──────── MATERIAL PROVIDED ────────

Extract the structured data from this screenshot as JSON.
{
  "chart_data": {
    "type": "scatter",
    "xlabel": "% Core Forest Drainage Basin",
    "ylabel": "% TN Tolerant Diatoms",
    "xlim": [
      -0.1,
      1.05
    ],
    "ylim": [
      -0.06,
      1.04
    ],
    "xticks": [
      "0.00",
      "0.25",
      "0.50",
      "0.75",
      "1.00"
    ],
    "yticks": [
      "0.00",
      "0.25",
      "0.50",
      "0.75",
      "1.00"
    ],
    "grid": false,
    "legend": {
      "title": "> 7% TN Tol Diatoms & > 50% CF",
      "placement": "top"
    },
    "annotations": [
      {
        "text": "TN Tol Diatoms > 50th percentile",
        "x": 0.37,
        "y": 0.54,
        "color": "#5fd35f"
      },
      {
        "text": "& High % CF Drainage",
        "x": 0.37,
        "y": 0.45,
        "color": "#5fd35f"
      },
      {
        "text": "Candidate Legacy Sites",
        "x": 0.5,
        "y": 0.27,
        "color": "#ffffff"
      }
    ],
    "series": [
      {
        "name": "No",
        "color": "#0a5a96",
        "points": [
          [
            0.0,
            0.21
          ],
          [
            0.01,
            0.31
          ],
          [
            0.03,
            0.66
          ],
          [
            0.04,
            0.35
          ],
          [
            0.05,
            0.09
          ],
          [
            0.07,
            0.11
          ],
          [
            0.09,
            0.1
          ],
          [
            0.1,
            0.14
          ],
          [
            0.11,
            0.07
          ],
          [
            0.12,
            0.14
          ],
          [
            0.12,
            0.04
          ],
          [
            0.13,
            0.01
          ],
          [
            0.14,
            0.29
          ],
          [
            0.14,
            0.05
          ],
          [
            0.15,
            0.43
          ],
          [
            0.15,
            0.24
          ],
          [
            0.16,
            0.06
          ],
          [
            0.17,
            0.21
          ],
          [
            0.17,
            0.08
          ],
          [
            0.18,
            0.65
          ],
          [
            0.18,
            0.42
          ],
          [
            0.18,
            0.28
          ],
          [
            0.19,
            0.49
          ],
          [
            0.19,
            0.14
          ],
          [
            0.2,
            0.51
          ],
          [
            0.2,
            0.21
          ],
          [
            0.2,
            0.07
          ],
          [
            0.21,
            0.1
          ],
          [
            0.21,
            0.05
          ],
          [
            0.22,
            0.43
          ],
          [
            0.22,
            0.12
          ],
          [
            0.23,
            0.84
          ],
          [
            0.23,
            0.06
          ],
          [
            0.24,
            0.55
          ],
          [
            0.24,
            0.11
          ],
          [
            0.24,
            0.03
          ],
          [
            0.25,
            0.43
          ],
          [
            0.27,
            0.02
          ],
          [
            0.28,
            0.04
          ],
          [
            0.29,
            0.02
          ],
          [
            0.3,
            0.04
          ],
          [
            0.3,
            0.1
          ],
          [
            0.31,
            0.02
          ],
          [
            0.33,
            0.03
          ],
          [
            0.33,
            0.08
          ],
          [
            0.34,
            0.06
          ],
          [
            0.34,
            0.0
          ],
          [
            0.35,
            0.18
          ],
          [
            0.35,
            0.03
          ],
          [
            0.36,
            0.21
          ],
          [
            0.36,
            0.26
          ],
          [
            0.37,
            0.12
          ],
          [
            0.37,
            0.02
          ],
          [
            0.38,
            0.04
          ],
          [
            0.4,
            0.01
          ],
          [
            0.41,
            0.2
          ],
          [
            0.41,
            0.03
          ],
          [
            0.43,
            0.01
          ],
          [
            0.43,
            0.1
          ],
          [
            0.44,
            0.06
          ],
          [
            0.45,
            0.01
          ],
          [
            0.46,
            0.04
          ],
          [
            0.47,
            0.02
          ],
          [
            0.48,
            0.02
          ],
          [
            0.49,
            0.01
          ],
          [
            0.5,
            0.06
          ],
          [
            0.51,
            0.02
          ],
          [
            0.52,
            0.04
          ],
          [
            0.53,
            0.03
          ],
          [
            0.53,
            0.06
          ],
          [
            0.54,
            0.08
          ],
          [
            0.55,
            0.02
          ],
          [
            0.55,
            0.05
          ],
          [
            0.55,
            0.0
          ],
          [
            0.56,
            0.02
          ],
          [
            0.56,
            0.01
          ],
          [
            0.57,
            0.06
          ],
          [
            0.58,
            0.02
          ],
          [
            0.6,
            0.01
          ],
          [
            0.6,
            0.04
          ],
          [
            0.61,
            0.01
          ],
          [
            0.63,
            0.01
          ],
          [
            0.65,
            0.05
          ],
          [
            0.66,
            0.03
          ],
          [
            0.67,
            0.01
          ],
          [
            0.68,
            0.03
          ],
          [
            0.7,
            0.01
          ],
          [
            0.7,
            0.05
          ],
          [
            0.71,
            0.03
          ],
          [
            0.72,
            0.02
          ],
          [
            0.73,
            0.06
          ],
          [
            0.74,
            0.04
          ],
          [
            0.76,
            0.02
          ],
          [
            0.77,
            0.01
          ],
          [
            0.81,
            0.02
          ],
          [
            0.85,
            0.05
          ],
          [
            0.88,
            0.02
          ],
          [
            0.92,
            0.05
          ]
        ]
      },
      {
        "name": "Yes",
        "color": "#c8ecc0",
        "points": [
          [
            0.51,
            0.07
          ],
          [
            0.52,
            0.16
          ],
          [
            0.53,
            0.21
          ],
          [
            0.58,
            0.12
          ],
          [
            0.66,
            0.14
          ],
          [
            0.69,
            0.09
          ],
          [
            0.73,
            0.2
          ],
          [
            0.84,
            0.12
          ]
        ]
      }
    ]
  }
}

────────

• WORK REQUIRED:
From the listing above, reproduce all the lines exactly.

• REPLY:
Extract the structured data from this screenshot as JSON.
{
  "chart_data": {
    "type": "scatter",
    "xlabel": "% Core Forest Drainage Basin",
    "ylabel": "% TN Tolerant Diatoms",
    "xlim": [
      -0.1,
      1.05
    ],
    "ylim": [
      -0.06,
      1.04
    ],
    "xticks": [
      "0.00",
      "0.25",
      "0.50",
      "0.75",
      "1.00"
    ],
    "yticks": [
      "0.00",
      "0.25",
      "0.50",
      "0.75",
      "1.00"
    ],
    "grid": false,
    "legend": {
      "title": "> 7% TN Tol Diatoms & > 50% CF",
      "placement": "top"
    },
    "annotations": [
      {
        "text": "TN Tol Diatoms > 50th percentile",
        "x": 0.37,
        "y": 0.54,
        "color": "#5fd35f"
      },
      {
        "text": "& High % CF Drainage",
        "x": 0.37,
        "y": 0.45,
        "color": "#5fd35f"
      },
      {
        "text": "Candidate Legacy Sites",
        "x": 0.5,
        "y": 0.27,
        "color": "#ffffff"
      }
    ],
    "series": [
      {
        "name": "No",
        "color": "#0a5a96",
        "points": [
          [
            0.0,
            0.21
          ],
          [
            0.01,
            0.31
          ],
          [
            0.03,
            0.66
          ],
          [
            0.04,
            0.35
          ],
          [
            0.05,
            0.09
          ],
          [
            0.07,
            0.11
          ],
          [
            0.09,
            0.1
          ],
          [
            0.1,
            0.14
          ],
          [
            0.11,
            0.07
          ],
          [
            0.12,
            0.14
          ],
          [
            0.12,
            0.04
          ],
          [
            0.13,
            0.01
          ],
          [
            0.14,
            0.29
          ],
          [
            0.14,
            0.05
          ],
          [
            0.15,
            0.43
          ],
          [
            0.15,
            0.24
          ],
          [
            0.16,
            0.06
          ],
          [
            0.17,
            0.21
          ],
          [
            0.17,
            0.08
          ],
          [
            0.18,
            0.65
          ],
          [
            0.18,
            0.42
          ],
          [
            0.18,
            0.28
          ],
          [
            0.19,
            0.49
          ],
          [
            0.19,
            0.14
          ],
          [
            0.2,
            0.51
          ],
          [
            0.2,
            0.21
          ],
          [
            0.2,
            0.07
          ],
          [
            0.21,
            0.1
          ],
          [
            0.21,
            0.05
          ],
          [
            0.22,
            0.43
          ],
          [
            0.22,
            0.12
          ],
          [
            0.23,
            0.84
          ],
          [
            0.23,
            0.06
          ],
          [
            0.24,
            0.55
          ],
          [
            0.24,
            0.11
          ],
          [
            0.24,
            0.03
          ],
          [
            0.25,
            0.43
          ],
          [
            0.27,
            0.02
          ],
          [
            0.28,
            0.04
          ],
          [
            0.29,
            0.02
          ],
          [
            0.3,
            0.04
          ],
          [
            0.3,
            0.1
          ],
          [
            0.31,
            0.02
          ],
          [
            0.33,
            0.03
          ],
          [
            0.33,
            0.08
          ],
          [
            0.34,
            0.06
          ],
          [
            0.34,
            0.0
          ],
          [
            0.35,
            0.18
          ],
          [
            0.35,
            0.03
          ],
          [
            0.36,
            0.21
          ],
          [
            0.36,
            0.26
          ],
          [
            0.37,
            0.12
          ],
          [
            0.37,
            0.02
          ],
          [
            0.38,
            0.04
          ],
          [
            0.4,
            0.01
          ],
          [
            0.41,
            0.2
          ],
          [
            0.41,
            0.03
          ],
          [
            0.43,
            0.01
          ],
          [
            0.43,
            0.1
          ],
          [
            0.44,
            0.06
          ],
          [
            0.45,
            0.01
          ],
          [
            0.46,
            0.04
          ],
          [
            0.47,
            0.02
          ],
          [
            0.48,
            0.02
          ],
          [
            0.49,
            0.01
          ],
          [
            0.5,
            0.06
          ],
          [
            0.51,
            0.02
          ],
          [
            0.52,
            0.04
          ],
          [
            0.53,
            0.03
          ],
          [
            0.53,
            0.06
          ],
          [
            0.54,
            0.08
          ],
          [
            0.55,
            0.02
          ],
          [
            0.55,
            0.05
          ],
          [
            0.55,
            0.0
          ],
          [
            0.56,
            0.02
          ],
          [
            0.56,
            0.01
          ],
          [
            0.57,
            0.06
          ],
          [
            0.58,
            0.02
          ],
          [
            0.6,
            0.01
          ],
          [
            0.6,
            0.04
          ],
          [
            0.61,
            0.01
          ],
          [
            0.63,
            0.01
          ],
          [
            0.65,
            0.05
          ],
          [
            0.66,
            0.03
          ],
          [
            0.67,
            0.01
          ],
          [
            0.68,
            0.03
          ],
          [
            0.7,
            0.01
          ],
          [
            0.7,
            0.05
          ],
          [
            0.71,
            0.03
          ],
          [
            0.72,
            0.02
          ],
          [
            0.73,
            0.06
          ],
          [
            0.74,
            0.04
          ],
          [
            0.76,
            0.02
          ],
          [
            0.77,
            0.01
          ],
          [
            0.81,
            0.02
          ],
          [
            0.85,
            0.05
          ],
          [
            0.88,
            0.02
          ],
          [
            0.92,
            0.05
          ]
        ]
      },
      {
        "name": "Yes",
        "color": "#c8ecc0",
        "points": [
          [
            0.51,
            0.07
          ],
          [
            0.52,
            0.16
          ],
          [
            0.53,
            0.21
          ],
          [
            0.58,
            0.12
          ],
          [
            0.66,
            0.14
          ],
          [
            0.69,
            0.09
          ],
          [
            0.73,
            0.2
          ],
          [
            0.84,
            0.12
          ]
        ]
      }
    ]
  }
}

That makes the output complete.